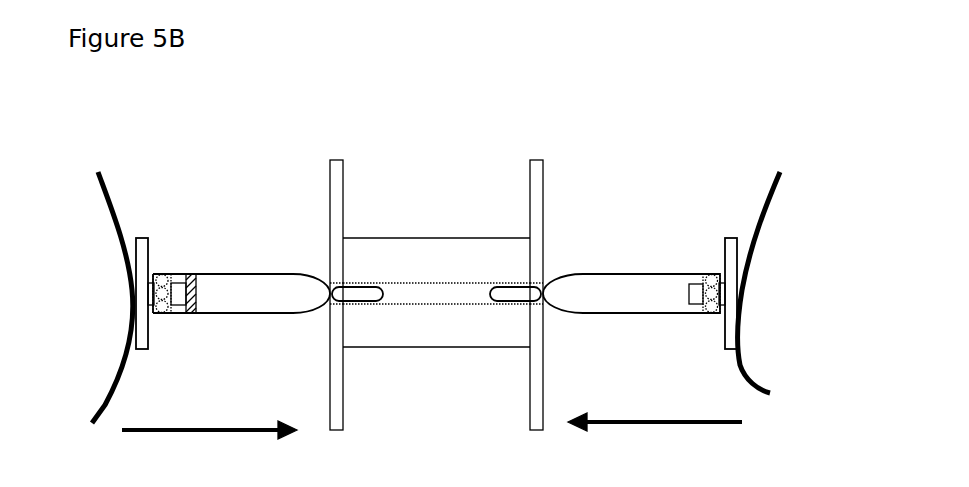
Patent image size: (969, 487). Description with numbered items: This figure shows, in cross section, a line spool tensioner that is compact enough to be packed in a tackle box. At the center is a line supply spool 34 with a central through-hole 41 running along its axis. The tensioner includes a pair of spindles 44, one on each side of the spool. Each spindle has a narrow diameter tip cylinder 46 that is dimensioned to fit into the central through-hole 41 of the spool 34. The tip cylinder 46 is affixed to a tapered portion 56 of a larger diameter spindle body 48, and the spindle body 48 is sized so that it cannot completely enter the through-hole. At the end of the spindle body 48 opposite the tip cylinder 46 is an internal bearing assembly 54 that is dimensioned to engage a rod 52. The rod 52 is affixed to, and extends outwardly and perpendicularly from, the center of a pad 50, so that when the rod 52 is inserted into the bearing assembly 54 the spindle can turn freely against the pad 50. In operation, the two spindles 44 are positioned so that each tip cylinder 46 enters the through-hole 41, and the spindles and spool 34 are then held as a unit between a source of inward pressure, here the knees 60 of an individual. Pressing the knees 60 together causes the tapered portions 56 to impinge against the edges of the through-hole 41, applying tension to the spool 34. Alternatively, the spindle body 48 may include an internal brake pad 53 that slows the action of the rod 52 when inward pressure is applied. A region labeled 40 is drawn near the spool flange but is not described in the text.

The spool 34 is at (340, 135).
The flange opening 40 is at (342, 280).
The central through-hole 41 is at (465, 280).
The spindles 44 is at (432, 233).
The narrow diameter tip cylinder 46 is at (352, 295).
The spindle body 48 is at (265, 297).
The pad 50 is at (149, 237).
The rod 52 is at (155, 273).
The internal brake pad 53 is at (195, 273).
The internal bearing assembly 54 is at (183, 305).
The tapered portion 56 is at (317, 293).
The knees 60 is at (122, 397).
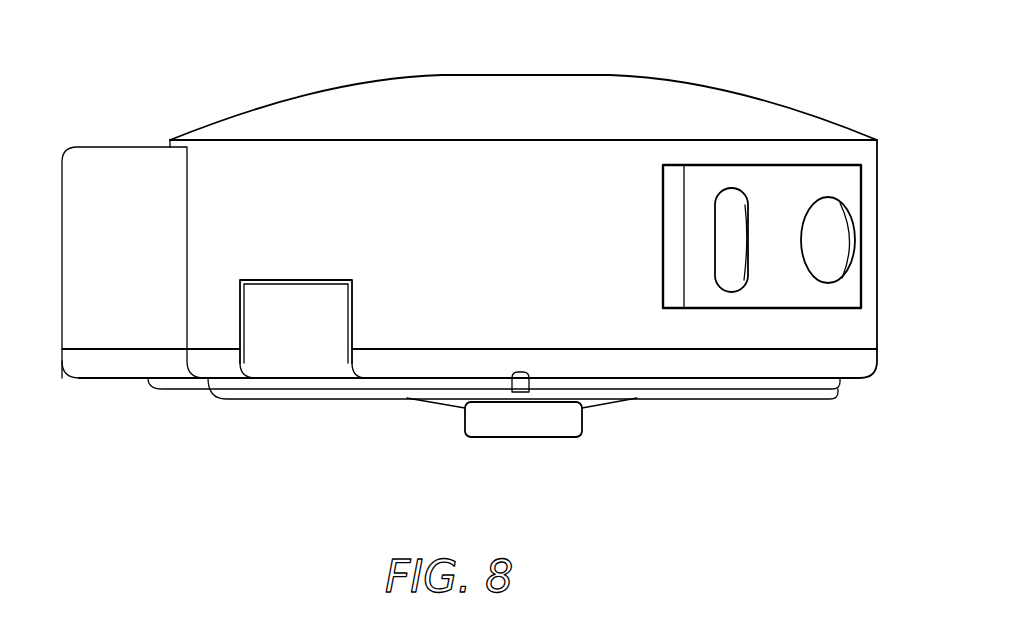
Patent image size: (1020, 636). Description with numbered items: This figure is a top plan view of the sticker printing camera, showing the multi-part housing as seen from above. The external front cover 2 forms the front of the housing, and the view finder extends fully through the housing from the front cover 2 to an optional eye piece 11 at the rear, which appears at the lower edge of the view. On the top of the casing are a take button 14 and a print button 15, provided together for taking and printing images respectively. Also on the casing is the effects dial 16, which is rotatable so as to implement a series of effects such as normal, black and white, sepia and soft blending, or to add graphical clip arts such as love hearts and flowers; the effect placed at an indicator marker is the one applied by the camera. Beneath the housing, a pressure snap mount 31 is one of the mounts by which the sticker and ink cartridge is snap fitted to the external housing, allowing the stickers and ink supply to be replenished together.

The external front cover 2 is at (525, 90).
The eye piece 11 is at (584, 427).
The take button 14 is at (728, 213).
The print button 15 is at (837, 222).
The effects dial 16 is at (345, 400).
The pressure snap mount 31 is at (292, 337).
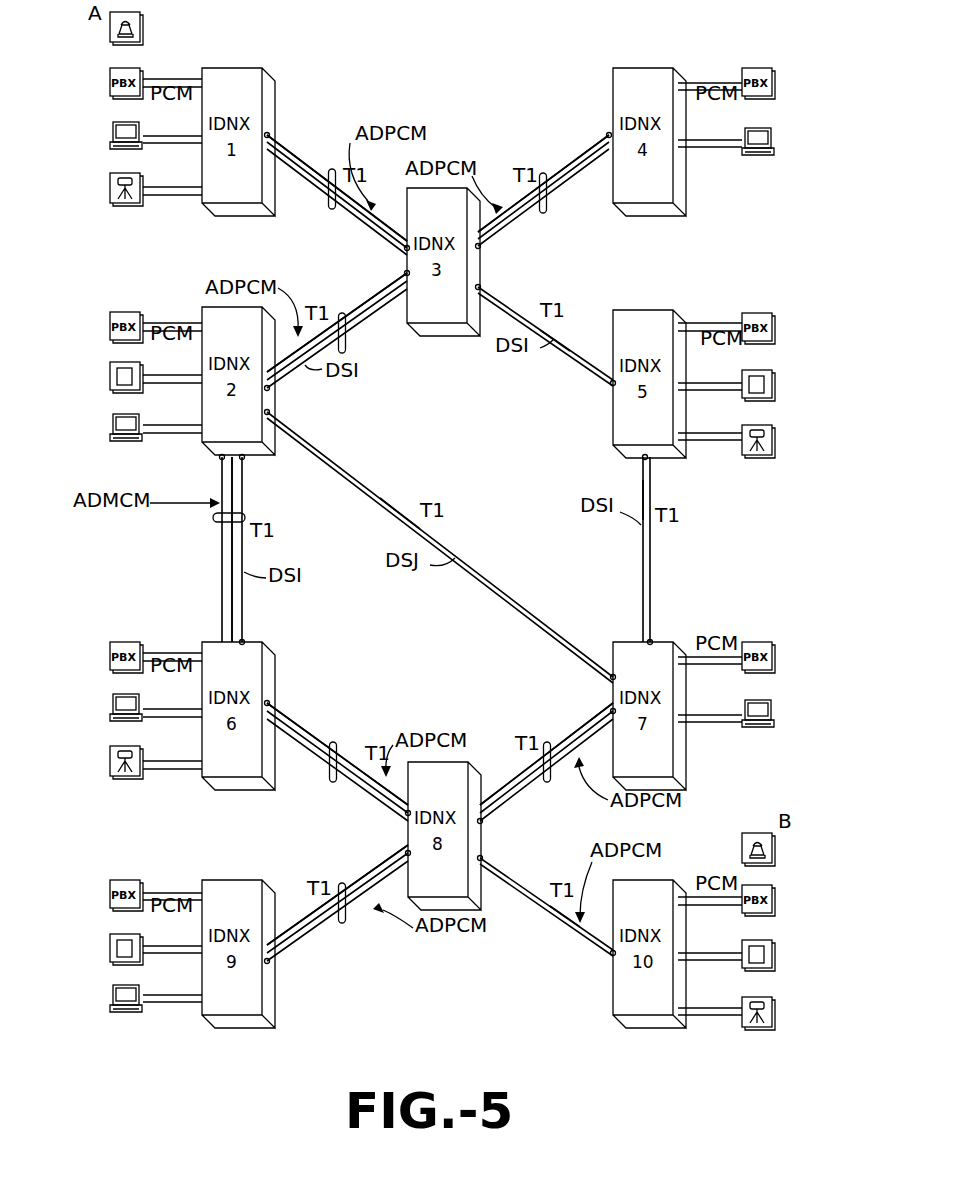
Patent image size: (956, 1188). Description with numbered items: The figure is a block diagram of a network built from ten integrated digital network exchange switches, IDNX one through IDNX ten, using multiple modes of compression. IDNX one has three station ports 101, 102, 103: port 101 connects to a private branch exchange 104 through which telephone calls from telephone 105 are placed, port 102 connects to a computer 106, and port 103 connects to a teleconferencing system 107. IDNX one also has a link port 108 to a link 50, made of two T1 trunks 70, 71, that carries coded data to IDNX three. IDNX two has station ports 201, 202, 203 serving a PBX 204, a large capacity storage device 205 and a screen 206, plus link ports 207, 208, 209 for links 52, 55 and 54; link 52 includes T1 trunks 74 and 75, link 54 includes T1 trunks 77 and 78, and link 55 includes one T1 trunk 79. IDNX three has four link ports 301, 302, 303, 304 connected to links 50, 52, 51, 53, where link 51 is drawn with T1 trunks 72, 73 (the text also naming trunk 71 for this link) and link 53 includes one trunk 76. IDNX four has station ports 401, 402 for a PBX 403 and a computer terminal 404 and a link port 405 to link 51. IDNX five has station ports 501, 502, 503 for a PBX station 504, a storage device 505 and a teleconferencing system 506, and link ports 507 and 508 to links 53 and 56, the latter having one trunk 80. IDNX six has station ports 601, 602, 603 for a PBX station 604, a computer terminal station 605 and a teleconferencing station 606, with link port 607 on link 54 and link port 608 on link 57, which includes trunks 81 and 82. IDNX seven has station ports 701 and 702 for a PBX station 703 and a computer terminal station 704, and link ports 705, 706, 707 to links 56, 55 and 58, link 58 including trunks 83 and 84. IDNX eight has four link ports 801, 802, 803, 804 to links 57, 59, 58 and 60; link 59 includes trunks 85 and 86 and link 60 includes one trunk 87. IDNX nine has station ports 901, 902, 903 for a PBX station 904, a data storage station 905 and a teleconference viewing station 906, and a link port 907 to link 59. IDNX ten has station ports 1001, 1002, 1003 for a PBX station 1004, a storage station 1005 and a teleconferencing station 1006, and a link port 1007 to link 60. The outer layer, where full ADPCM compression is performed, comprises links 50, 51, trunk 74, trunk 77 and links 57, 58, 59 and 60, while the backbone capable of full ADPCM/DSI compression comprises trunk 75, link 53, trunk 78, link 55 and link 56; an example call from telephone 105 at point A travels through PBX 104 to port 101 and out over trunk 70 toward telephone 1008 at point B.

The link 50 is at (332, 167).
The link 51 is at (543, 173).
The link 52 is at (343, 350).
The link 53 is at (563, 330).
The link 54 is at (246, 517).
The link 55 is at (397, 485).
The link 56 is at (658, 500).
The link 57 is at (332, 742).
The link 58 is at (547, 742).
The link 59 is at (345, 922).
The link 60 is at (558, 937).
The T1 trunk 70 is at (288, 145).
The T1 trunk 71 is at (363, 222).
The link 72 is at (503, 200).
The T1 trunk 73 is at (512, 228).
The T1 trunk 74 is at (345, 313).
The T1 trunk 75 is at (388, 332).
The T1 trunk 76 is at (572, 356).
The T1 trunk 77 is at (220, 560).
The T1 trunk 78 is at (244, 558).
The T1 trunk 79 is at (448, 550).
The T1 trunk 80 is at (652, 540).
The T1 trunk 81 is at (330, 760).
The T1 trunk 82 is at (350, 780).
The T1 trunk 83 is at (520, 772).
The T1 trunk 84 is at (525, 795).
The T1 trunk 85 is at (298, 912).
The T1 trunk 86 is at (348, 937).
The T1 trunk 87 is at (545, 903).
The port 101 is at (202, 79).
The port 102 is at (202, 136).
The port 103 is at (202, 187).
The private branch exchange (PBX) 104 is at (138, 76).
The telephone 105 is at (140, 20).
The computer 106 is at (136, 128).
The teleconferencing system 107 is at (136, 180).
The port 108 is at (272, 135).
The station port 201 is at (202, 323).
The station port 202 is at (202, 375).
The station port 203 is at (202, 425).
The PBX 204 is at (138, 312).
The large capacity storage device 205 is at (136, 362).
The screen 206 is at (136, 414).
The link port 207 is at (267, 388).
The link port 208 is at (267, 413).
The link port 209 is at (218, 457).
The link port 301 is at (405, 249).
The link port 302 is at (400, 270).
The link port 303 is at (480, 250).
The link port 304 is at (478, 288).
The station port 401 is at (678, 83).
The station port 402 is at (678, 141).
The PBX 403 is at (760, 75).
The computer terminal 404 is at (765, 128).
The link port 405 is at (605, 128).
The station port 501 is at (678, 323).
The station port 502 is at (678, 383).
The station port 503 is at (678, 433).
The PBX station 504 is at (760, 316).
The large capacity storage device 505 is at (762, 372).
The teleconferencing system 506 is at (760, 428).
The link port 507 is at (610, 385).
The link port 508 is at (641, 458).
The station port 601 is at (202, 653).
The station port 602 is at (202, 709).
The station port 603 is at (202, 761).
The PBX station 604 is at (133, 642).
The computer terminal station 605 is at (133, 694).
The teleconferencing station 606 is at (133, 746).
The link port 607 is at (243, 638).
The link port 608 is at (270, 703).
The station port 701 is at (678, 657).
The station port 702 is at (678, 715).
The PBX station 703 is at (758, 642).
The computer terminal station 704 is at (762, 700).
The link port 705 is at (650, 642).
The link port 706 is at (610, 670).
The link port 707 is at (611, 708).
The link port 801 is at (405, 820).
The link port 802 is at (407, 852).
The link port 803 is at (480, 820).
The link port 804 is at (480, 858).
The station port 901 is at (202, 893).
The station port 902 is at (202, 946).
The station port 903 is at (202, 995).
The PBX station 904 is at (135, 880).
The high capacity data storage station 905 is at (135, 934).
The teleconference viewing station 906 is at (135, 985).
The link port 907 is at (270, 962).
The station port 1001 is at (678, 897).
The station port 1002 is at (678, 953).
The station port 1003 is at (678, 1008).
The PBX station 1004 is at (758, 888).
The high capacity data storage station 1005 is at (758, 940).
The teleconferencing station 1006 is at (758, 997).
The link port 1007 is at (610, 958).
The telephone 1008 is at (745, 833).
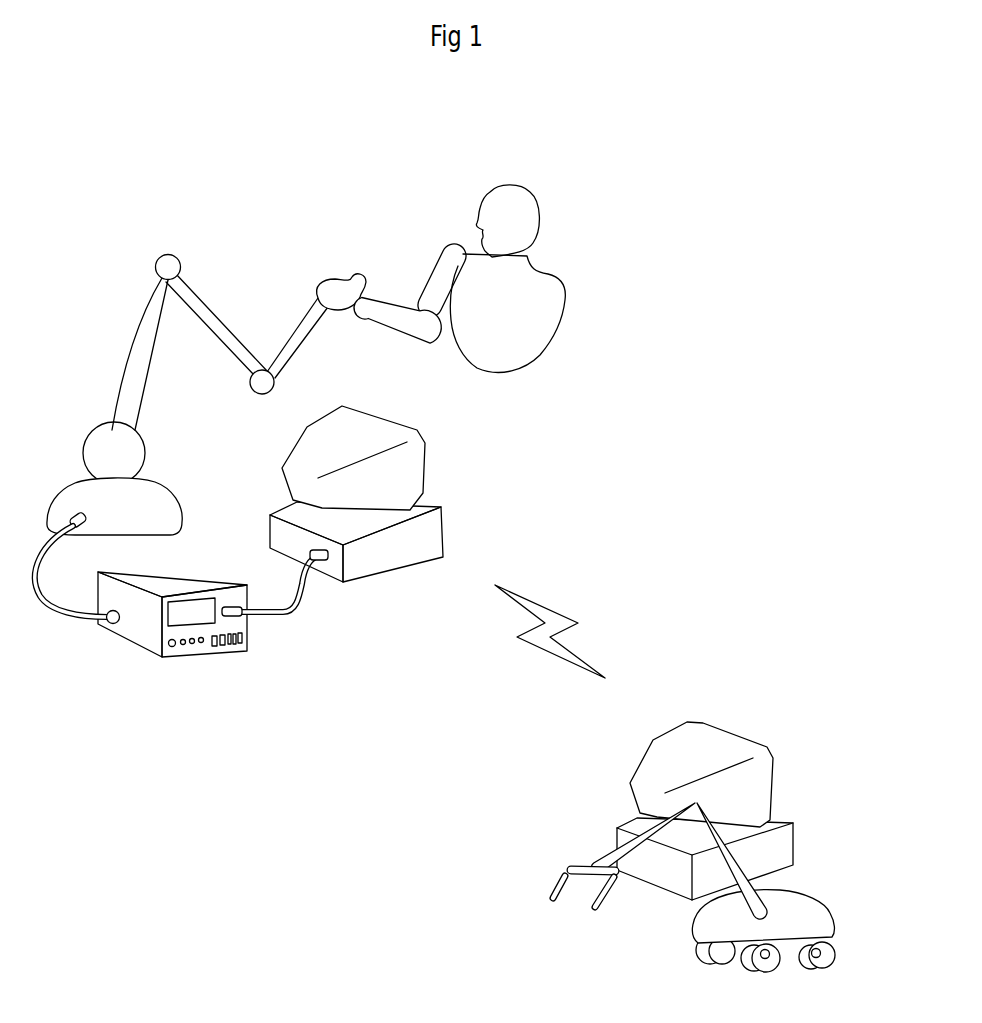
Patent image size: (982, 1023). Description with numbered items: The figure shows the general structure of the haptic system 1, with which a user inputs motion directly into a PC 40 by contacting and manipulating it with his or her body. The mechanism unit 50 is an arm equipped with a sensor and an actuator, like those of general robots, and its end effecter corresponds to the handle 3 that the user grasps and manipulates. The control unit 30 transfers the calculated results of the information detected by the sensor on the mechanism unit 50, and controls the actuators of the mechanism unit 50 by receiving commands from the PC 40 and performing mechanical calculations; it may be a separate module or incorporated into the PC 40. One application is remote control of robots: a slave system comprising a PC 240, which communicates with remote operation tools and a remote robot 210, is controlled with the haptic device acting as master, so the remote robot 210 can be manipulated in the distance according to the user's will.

• Directions: Repeat the lines of the listing from the one containing "Patent image size: (1020, 636)." through the one containing "The pressure snap mount 31 is at (292, 337).", with both of those lines included.

• Written answer:
Patent image size: (1020, 636). Description with numbered items: This figure is a top plan view of the sticker printing camera, showing the multi-part housing as seen from above. The external front cover 2 forms the front of the housing, and the view finder extends fully through the housing from the front cover 2 to an optional eye piece 11 at the rear, which appears at the lower edge of the view. On the top of the casing are a take button 14 and a print button 15, provided together for taking and printing images respectively. Also on the casing is the effects dial 16, which is rotatable so as to implement a series of effects such as normal, black and white, sepia and soft blending, or to add graphical clip arts such as love hearts and flowers; the effect placed at an indicator marker is the one applied by the camera. Beneath the housing, a pressure snap mount 31 is one of the mounts by which the sticker and ink cartridge is snap fitted to the external housing, allowing the stickers and ink supply to be replenished together.

The external front cover 2 is at (525, 90).
The eye piece 11 is at (584, 427).
The take button 14 is at (728, 213).
The print button 15 is at (837, 222).
The effects dial 16 is at (345, 400).
The pressure snap mount 31 is at (292, 337).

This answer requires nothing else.